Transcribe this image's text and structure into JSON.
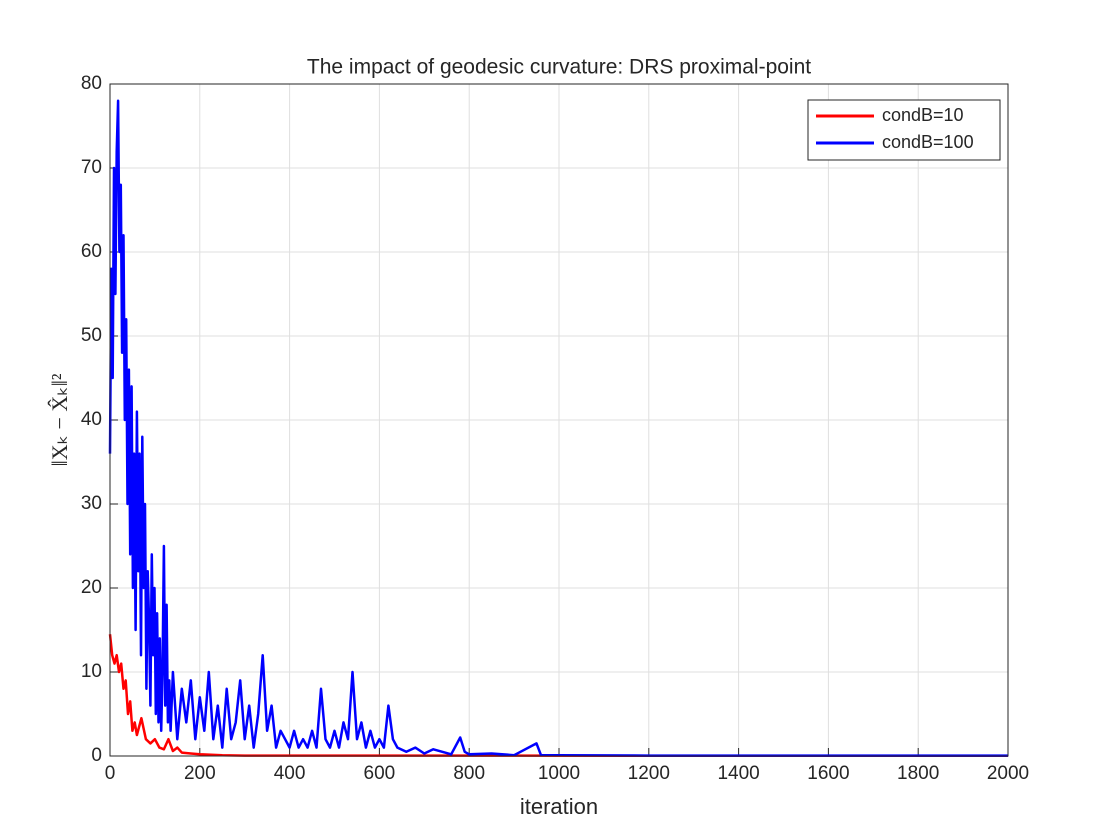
{
  "chart_data": {
    "type": "line",
    "title": "The impact of geodesic curvature: DRS proximal-point",
    "x_label": "iteration",
    "y_label": "‖Xₖ − X̂ₖ‖²",
    "xlim": [
      0,
      2000
    ],
    "xticks": [
      0,
      200,
      400,
      600,
      800,
      1000,
      1200,
      1400,
      1600,
      1800,
      2000
    ],
    "ylim": [
      0,
      80
    ],
    "yticks": [
      0,
      10,
      20,
      30,
      40,
      50,
      60,
      70,
      80
    ],
    "grid": true,
    "legend_position": "top-right",
    "series": [
      {
        "name": "condB=10",
        "color": "#ff0000",
        "x": [
          0,
          5,
          10,
          15,
          20,
          25,
          30,
          35,
          40,
          45,
          50,
          55,
          60,
          70,
          80,
          90,
          100,
          110,
          120,
          130,
          140,
          150,
          160,
          180,
          200,
          250,
          300,
          2000
        ],
        "values": [
          14.5,
          12,
          11,
          12,
          10,
          11,
          8,
          9,
          5,
          6.5,
          3,
          4,
          2.5,
          4.5,
          2,
          1.5,
          2,
          1,
          0.8,
          2,
          0.6,
          1,
          0.4,
          0.3,
          0.2,
          0.1,
          0.05,
          0.02
        ]
      },
      {
        "name": "condB=100",
        "color": "#0000ff",
        "x": [
          0,
          3,
          6,
          9,
          12,
          15,
          18,
          21,
          24,
          27,
          30,
          33,
          36,
          39,
          42,
          45,
          48,
          51,
          54,
          57,
          60,
          63,
          66,
          69,
          72,
          75,
          78,
          81,
          84,
          87,
          90,
          93,
          96,
          99,
          102,
          105,
          108,
          111,
          114,
          117,
          120,
          123,
          126,
          129,
          132,
          135,
          140,
          145,
          150,
          160,
          170,
          180,
          190,
          200,
          210,
          220,
          230,
          240,
          250,
          260,
          270,
          280,
          290,
          300,
          310,
          320,
          330,
          340,
          350,
          360,
          370,
          380,
          390,
          400,
          410,
          420,
          430,
          440,
          450,
          460,
          470,
          480,
          490,
          500,
          510,
          520,
          530,
          540,
          550,
          560,
          570,
          580,
          590,
          600,
          610,
          620,
          630,
          640,
          660,
          680,
          700,
          720,
          740,
          760,
          780,
          790,
          800,
          850,
          900,
          950,
          960,
          1000,
          1200,
          1500,
          2000
        ],
        "values": [
          36,
          58,
          45,
          70,
          55,
          72,
          78,
          60,
          68,
          48,
          62,
          40,
          52,
          30,
          46,
          24,
          44,
          20,
          36,
          15,
          41,
          22,
          36,
          12,
          38,
          20,
          30,
          8,
          22,
          16,
          6,
          24,
          12,
          20,
          5,
          17,
          4,
          14,
          3,
          10,
          25,
          6,
          18,
          4,
          9,
          3,
          10,
          6,
          2,
          8,
          4,
          9,
          2,
          7,
          3,
          10,
          2,
          6,
          1,
          8,
          2,
          4,
          9,
          2,
          6,
          1,
          5,
          12,
          3,
          6,
          1,
          3,
          2,
          1,
          3,
          1,
          2,
          1,
          3,
          1,
          8,
          2,
          1,
          3,
          1,
          4,
          2,
          10,
          2,
          4,
          1,
          3,
          1,
          2,
          1,
          6,
          2,
          1,
          0.5,
          1,
          0.3,
          0.8,
          0.5,
          0.2,
          2.2,
          0.5,
          0.2,
          0.3,
          0.1,
          1.5,
          0.1,
          0.1,
          0.05,
          0.05,
          0.05
        ]
      }
    ]
  }
}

> **Request**: Quote every entry exactly, with the pictures omitted.

> **Completed task**:
Transcribe this image's text and structure into JSON.
{
  "chart_data": {
    "type": "line",
    "title": "The impact of geodesic curvature: DRS proximal-point",
    "x_label": "iteration",
    "y_label": "‖Xₖ − X̂ₖ‖²",
    "xlim": [
      0,
      2000
    ],
    "xticks": [
      0,
      200,
      400,
      600,
      800,
      1000,
      1200,
      1400,
      1600,
      1800,
      2000
    ],
    "ylim": [
      0,
      80
    ],
    "yticks": [
      0,
      10,
      20,
      30,
      40,
      50,
      60,
      70,
      80
    ],
    "grid": true,
    "legend_position": "top-right",
    "series": [
      {
        "name": "condB=10",
        "color": "#ff0000",
        "x": [
          0,
          5,
          10,
          15,
          20,
          25,
          30,
          35,
          40,
          45,
          50,
          55,
          60,
          70,
          80,
          90,
          100,
          110,
          120,
          130,
          140,
          150,
          160,
          180,
          200,
          250,
          300,
          2000
        ],
        "values": [
          14.5,
          12,
          11,
          12,
          10,
          11,
          8,
          9,
          5,
          6.5,
          3,
          4,
          2.5,
          4.5,
          2,
          1.5,
          2,
          1,
          0.8,
          2,
          0.6,
          1,
          0.4,
          0.3,
          0.2,
          0.1,
          0.05,
          0.02
        ]
      },
      {
        "name": "condB=100",
        "color": "#0000ff",
        "x": [
          0,
          3,
          6,
          9,
          12,
          15,
          18,
          21,
          24,
          27,
          30,
          33,
          36,
          39,
          42,
          45,
          48,
          51,
          54,
          57,
          60,
          63,
          66,
          69,
          72,
          75,
          78,
          81,
          84,
          87,
          90,
          93,
          96,
          99,
          102,
          105,
          108,
          111,
          114,
          117,
          120,
          123,
          126,
          129,
          132,
          135,
          140,
          145,
          150,
          160,
          170,
          180,
          190,
          200,
          210,
          220,
          230,
          240,
          250,
          260,
          270,
          280,
          290,
          300,
          310,
          320,
          330,
          340,
          350,
          360,
          370,
          380,
          390,
          400,
          410,
          420,
          430,
          440,
          450,
          460,
          470,
          480,
          490,
          500,
          510,
          520,
          530,
          540,
          550,
          560,
          570,
          580,
          590,
          600,
          610,
          620,
          630,
          640,
          660,
          680,
          700,
          720,
          740,
          760,
          780,
          790,
          800,
          850,
          900,
          950,
          960,
          1000,
          1200,
          1500,
          2000
        ],
        "values": [
          36,
          58,
          45,
          70,
          55,
          72,
          78,
          60,
          68,
          48,
          62,
          40,
          52,
          30,
          46,
          24,
          44,
          20,
          36,
          15,
          41,
          22,
          36,
          12,
          38,
          20,
          30,
          8,
          22,
          16,
          6,
          24,
          12,
          20,
          5,
          17,
          4,
          14,
          3,
          10,
          25,
          6,
          18,
          4,
          9,
          3,
          10,
          6,
          2,
          8,
          4,
          9,
          2,
          7,
          3,
          10,
          2,
          6,
          1,
          8,
          2,
          4,
          9,
          2,
          6,
          1,
          5,
          12,
          3,
          6,
          1,
          3,
          2,
          1,
          3,
          1,
          2,
          1,
          3,
          1,
          8,
          2,
          1,
          3,
          1,
          4,
          2,
          10,
          2,
          4,
          1,
          3,
          1,
          2,
          1,
          6,
          2,
          1,
          0.5,
          1,
          0.3,
          0.8,
          0.5,
          0.2,
          2.2,
          0.5,
          0.2,
          0.3,
          0.1,
          1.5,
          0.1,
          0.1,
          0.05,
          0.05,
          0.05
        ]
      }
    ]
  }
}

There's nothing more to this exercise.